Work instructions: Scan the data. Collect each line that contains the word "this".

Data excerpts:
__________________________________________________
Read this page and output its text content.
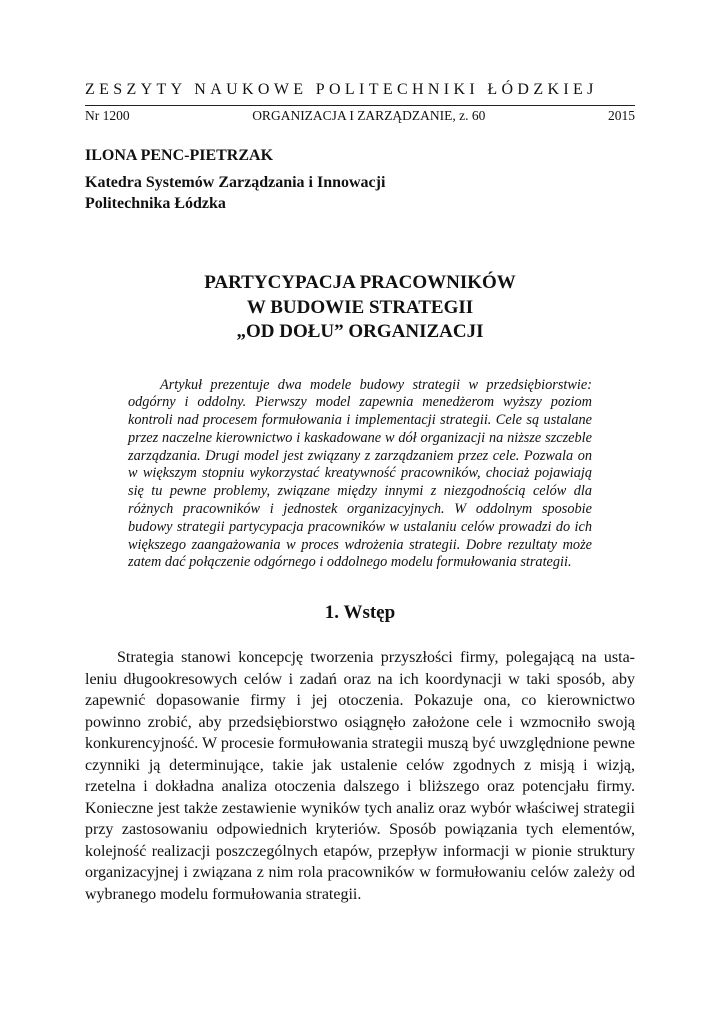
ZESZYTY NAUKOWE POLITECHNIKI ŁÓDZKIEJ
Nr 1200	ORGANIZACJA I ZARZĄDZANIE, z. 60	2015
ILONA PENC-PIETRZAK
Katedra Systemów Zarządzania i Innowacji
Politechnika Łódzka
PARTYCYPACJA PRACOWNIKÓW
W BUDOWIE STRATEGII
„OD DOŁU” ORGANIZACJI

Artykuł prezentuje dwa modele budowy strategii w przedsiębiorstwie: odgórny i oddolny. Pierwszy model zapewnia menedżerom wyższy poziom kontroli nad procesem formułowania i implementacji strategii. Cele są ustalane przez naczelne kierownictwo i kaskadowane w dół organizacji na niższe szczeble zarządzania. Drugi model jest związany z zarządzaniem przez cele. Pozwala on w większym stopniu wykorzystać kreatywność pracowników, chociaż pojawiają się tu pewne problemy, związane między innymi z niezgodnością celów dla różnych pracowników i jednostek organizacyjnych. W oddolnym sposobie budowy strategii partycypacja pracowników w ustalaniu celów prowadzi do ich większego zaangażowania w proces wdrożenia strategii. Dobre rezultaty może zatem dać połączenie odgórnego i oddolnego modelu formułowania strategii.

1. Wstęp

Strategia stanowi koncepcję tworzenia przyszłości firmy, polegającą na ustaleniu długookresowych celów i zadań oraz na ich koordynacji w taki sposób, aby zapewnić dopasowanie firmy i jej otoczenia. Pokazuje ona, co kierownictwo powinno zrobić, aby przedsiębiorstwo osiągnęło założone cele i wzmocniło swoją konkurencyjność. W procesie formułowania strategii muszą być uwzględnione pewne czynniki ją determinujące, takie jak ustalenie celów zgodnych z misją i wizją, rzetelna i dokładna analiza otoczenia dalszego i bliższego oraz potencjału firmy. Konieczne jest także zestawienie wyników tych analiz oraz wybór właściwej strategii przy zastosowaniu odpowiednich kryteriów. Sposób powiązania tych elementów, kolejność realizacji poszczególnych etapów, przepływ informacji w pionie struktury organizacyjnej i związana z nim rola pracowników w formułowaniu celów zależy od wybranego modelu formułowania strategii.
__________________________________________________
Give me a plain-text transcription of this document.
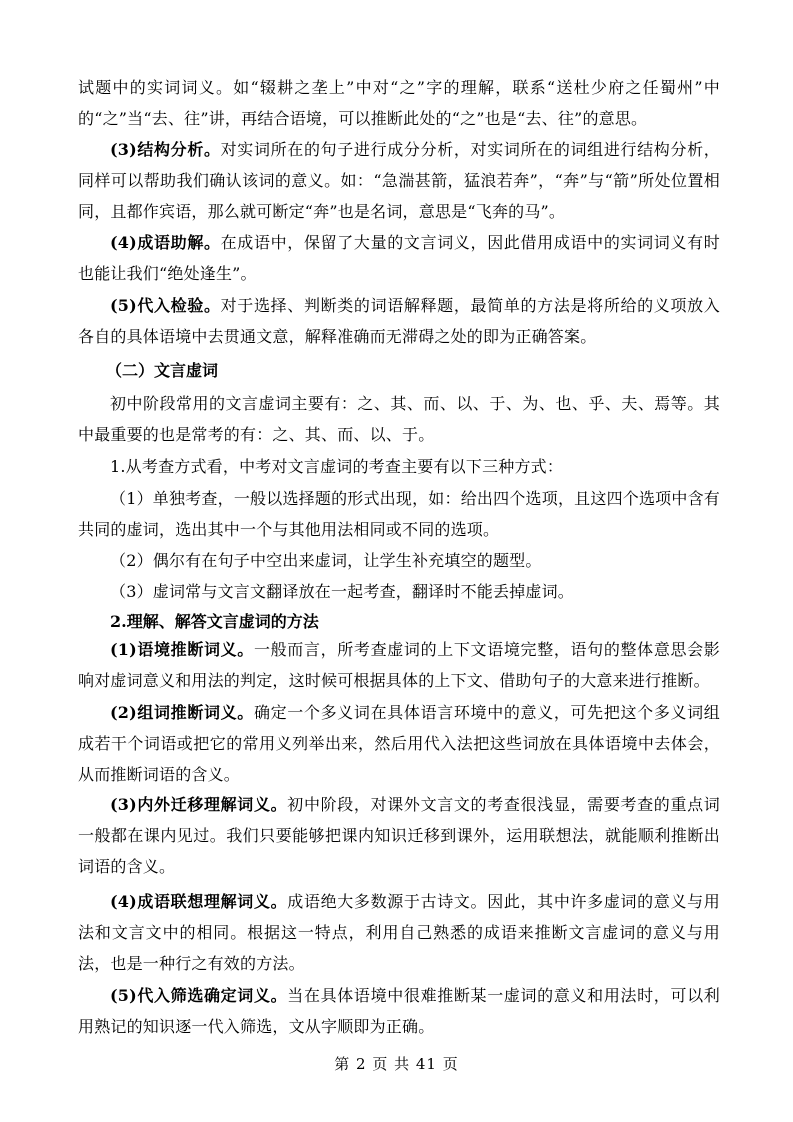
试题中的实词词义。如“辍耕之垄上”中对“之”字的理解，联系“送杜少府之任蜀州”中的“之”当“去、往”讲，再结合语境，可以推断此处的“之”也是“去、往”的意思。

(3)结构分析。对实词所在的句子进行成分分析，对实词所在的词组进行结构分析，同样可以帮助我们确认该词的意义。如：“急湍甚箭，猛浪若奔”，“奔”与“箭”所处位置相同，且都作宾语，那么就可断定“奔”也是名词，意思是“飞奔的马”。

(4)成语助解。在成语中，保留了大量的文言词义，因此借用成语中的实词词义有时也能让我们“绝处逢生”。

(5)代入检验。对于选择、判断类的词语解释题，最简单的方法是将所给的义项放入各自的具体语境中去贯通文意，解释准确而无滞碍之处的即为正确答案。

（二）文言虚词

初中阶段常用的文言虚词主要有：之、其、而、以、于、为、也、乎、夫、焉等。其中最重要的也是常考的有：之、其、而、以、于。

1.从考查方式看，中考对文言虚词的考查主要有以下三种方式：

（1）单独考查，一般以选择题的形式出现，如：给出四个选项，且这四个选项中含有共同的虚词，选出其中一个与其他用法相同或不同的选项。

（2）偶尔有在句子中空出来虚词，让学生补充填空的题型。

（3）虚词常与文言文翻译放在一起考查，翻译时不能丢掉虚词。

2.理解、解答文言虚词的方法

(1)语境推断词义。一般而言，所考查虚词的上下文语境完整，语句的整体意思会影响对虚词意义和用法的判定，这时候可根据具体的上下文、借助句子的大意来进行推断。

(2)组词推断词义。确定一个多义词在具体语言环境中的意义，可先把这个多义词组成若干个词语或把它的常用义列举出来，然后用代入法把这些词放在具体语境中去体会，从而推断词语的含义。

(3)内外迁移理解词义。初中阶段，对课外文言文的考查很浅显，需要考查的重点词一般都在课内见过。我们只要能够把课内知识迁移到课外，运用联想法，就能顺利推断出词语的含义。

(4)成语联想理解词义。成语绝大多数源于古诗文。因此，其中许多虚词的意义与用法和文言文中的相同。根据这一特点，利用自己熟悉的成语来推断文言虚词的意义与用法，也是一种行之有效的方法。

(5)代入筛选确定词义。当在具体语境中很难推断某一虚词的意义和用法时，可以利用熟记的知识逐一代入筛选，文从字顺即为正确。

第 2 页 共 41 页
__________________________________________________
Correct output:
Read this page and output its text content.
Give me a plain-text transcription of this document.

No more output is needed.